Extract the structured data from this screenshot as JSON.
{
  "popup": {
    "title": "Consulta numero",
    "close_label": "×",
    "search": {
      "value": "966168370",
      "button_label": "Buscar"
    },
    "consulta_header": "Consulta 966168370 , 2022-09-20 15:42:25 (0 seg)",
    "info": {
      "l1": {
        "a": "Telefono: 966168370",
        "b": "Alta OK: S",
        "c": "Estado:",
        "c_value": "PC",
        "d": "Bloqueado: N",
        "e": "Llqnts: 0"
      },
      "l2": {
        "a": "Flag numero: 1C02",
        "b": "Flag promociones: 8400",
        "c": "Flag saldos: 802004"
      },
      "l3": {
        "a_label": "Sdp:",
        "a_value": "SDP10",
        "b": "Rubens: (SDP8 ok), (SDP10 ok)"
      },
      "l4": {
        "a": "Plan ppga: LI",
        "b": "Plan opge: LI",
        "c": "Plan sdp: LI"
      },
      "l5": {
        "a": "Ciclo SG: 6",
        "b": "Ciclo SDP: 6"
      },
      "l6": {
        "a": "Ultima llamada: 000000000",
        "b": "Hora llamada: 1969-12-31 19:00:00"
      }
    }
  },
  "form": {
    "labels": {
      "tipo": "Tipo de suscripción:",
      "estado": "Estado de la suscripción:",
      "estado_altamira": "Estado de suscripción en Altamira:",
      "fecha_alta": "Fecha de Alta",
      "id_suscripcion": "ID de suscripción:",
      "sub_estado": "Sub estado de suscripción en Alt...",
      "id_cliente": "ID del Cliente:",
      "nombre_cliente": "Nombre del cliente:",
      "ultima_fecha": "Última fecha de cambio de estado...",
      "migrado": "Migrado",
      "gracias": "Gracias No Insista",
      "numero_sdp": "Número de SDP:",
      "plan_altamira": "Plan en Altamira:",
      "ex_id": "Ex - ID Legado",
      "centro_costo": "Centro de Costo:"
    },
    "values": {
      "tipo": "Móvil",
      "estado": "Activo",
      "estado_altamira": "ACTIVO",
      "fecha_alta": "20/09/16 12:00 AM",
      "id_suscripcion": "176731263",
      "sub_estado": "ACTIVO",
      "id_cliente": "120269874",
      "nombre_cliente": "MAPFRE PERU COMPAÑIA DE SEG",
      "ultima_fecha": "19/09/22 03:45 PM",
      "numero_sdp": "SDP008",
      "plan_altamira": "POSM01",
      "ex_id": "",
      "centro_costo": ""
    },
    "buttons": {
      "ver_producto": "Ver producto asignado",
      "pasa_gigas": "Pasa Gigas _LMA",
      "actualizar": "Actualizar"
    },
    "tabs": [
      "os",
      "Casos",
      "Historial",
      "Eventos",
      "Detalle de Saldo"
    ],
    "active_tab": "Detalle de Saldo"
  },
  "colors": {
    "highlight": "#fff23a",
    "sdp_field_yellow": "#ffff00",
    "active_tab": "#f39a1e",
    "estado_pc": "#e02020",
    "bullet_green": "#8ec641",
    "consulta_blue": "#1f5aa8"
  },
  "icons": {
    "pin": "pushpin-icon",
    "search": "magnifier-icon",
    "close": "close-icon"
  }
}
⁂
* SET PROBLEM
Repeat each record exactly. Omit nothing.

* TASK OUTPUT
Extract the structured data from this screenshot as JSON.
{
  "popup": {
    "title": "Consulta numero",
    "close_label": "×",
    "search": {
      "value": "966168370",
      "button_label": "Buscar"
    },
    "consulta_header": "Consulta 966168370 , 2022-09-20 15:42:25 (0 seg)",
    "info": {
      "l1": {
        "a": "Telefono: 966168370",
        "b": "Alta OK: S",
        "c": "Estado:",
        "c_value": "PC",
        "d": "Bloqueado: N",
        "e": "Llqnts: 0"
      },
      "l2": {
        "a": "Flag numero: 1C02",
        "b": "Flag promociones: 8400",
        "c": "Flag saldos: 802004"
      },
      "l3": {
        "a_label": "Sdp:",
        "a_value": "SDP10",
        "b": "Rubens: (SDP8 ok), (SDP10 ok)"
      },
      "l4": {
        "a": "Plan ppga: LI",
        "b": "Plan opge: LI",
        "c": "Plan sdp: LI"
      },
      "l5": {
        "a": "Ciclo SG: 6",
        "b": "Ciclo SDP: 6"
      },
      "l6": {
        "a": "Ultima llamada: 000000000",
        "b": "Hora llamada: 1969-12-31 19:00:00"
      }
    }
  },
  "form": {
    "labels": {
      "tipo": "Tipo de suscripción:",
      "estado": "Estado de la suscripción:",
      "estado_altamira": "Estado de suscripción en Altamira:",
      "fecha_alta": "Fecha de Alta",
      "id_suscripcion": "ID de suscripción:",
      "sub_estado": "Sub estado de suscripción en Alt...",
      "id_cliente": "ID del Cliente:",
      "nombre_cliente": "Nombre del cliente:",
      "ultima_fecha": "Última fecha de cambio de estado...",
      "migrado": "Migrado",
      "gracias": "Gracias No Insista",
      "numero_sdp": "Número de SDP:",
      "plan_altamira": "Plan en Altamira:",
      "ex_id": "Ex - ID Legado",
      "centro_costo": "Centro de Costo:"
    },
    "values": {
      "tipo": "Móvil",
      "estado": "Activo",
      "estado_altamira": "ACTIVO",
      "fecha_alta": "20/09/16 12:00 AM",
      "id_suscripcion": "176731263",
      "sub_estado": "ACTIVO",
      "id_cliente": "120269874",
      "nombre_cliente": "MAPFRE PERU COMPAÑIA DE SEG",
      "ultima_fecha": "19/09/22 03:45 PM",
      "numero_sdp": "SDP008",
      "plan_altamira": "POSM01",
      "ex_id": "",
      "centro_costo": ""
    },
    "buttons": {
      "ver_producto": "Ver producto asignado",
      "pasa_gigas": "Pasa Gigas _LMA",
      "actualizar": "Actualizar"
    },
    "tabs": [
      "os",
      "Casos",
      "Historial",
      "Eventos",
      "Detalle de Saldo"
    ],
    "active_tab": "Detalle de Saldo"
  },
  "colors": {
    "highlight": "#fff23a",
    "sdp_field_yellow": "#ffff00",
    "active_tab": "#f39a1e",
    "estado_pc": "#e02020",
    "bullet_green": "#8ec641",
    "consulta_blue": "#1f5aa8"
  },
  "icons": {
    "pin": "pushpin-icon",
    "search": "magnifier-icon",
    "close": "close-icon"
  }
}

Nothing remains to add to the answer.